Exercise materials -
■ ■ ■

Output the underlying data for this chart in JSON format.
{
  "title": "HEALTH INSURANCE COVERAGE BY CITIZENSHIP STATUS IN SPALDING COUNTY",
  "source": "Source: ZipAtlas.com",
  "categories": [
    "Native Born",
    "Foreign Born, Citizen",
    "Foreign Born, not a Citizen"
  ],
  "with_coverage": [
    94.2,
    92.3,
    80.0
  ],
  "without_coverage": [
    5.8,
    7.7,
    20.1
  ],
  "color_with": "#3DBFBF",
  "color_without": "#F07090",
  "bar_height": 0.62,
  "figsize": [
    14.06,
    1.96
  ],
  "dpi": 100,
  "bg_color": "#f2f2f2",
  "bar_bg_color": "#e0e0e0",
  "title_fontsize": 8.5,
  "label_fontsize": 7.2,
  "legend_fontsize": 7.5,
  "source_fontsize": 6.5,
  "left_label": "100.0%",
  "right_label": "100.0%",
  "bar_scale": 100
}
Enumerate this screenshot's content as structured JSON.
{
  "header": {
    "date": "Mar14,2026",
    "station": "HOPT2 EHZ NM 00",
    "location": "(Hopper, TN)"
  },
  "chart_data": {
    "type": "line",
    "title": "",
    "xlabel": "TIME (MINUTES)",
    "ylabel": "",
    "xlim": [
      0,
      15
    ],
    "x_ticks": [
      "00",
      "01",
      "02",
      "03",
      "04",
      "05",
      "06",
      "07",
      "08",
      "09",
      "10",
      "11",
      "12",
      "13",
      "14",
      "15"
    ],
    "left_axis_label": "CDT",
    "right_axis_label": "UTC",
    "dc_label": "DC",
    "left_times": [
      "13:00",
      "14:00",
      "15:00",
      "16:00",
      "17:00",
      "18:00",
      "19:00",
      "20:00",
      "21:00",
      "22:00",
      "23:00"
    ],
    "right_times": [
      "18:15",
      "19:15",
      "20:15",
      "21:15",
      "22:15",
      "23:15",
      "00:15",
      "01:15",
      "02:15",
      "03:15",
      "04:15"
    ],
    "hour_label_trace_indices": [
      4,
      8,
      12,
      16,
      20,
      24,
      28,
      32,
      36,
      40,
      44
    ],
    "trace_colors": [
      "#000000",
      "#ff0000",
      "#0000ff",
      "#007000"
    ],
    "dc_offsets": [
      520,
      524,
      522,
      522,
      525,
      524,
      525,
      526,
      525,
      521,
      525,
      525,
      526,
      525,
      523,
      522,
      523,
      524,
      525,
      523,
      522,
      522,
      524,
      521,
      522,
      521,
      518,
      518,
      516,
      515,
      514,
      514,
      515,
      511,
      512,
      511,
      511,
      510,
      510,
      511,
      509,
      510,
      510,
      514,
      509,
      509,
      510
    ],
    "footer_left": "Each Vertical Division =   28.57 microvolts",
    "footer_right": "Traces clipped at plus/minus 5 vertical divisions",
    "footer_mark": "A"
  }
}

■ ■ ■

Requirement -
Restate every entry word for word.

Finished task -
Output the underlying data for this chart in JSON format.
{
  "title": "HEALTH INSURANCE COVERAGE BY CITIZENSHIP STATUS IN SPALDING COUNTY",
  "source": "Source: ZipAtlas.com",
  "categories": [
    "Native Born",
    "Foreign Born, Citizen",
    "Foreign Born, not a Citizen"
  ],
  "with_coverage": [
    94.2,
    92.3,
    80.0
  ],
  "without_coverage": [
    5.8,
    7.7,
    20.1
  ],
  "color_with": "#3DBFBF",
  "color_without": "#F07090",
  "bar_height": 0.62,
  "figsize": [
    14.06,
    1.96
  ],
  "dpi": 100,
  "bg_color": "#f2f2f2",
  "bar_bg_color": "#e0e0e0",
  "title_fontsize": 8.5,
  "label_fontsize": 7.2,
  "legend_fontsize": 7.5,
  "source_fontsize": 6.5,
  "left_label": "100.0%",
  "right_label": "100.0%",
  "bar_scale": 100
}
Enumerate this screenshot's content as structured JSON.
{
  "header": {
    "date": "Mar14,2026",
    "station": "HOPT2 EHZ NM 00",
    "location": "(Hopper, TN)"
  },
  "chart_data": {
    "type": "line",
    "title": "",
    "xlabel": "TIME (MINUTES)",
    "ylabel": "",
    "xlim": [
      0,
      15
    ],
    "x_ticks": [
      "00",
      "01",
      "02",
      "03",
      "04",
      "05",
      "06",
      "07",
      "08",
      "09",
      "10",
      "11",
      "12",
      "13",
      "14",
      "15"
    ],
    "left_axis_label": "CDT",
    "right_axis_label": "UTC",
    "dc_label": "DC",
    "left_times": [
      "13:00",
      "14:00",
      "15:00",
      "16:00",
      "17:00",
      "18:00",
      "19:00",
      "20:00",
      "21:00",
      "22:00",
      "23:00"
    ],
    "right_times": [
      "18:15",
      "19:15",
      "20:15",
      "21:15",
      "22:15",
      "23:15",
      "00:15",
      "01:15",
      "02:15",
      "03:15",
      "04:15"
    ],
    "hour_label_trace_indices": [
      4,
      8,
      12,
      16,
      20,
      24,
      28,
      32,
      36,
      40,
      44
    ],
    "trace_colors": [
      "#000000",
      "#ff0000",
      "#0000ff",
      "#007000"
    ],
    "dc_offsets": [
      520,
      524,
      522,
      522,
      525,
      524,
      525,
      526,
      525,
      521,
      525,
      525,
      526,
      525,
      523,
      522,
      523,
      524,
      525,
      523,
      522,
      522,
      524,
      521,
      522,
      521,
      518,
      518,
      516,
      515,
      514,
      514,
      515,
      511,
      512,
      511,
      511,
      510,
      510,
      511,
      509,
      510,
      510,
      514,
      509,
      509,
      510
    ],
    "footer_left": "Each Vertical Division =   28.57 microvolts",
    "footer_right": "Traces clipped at plus/minus 5 vertical divisions",
    "footer_mark": "A"
  }
}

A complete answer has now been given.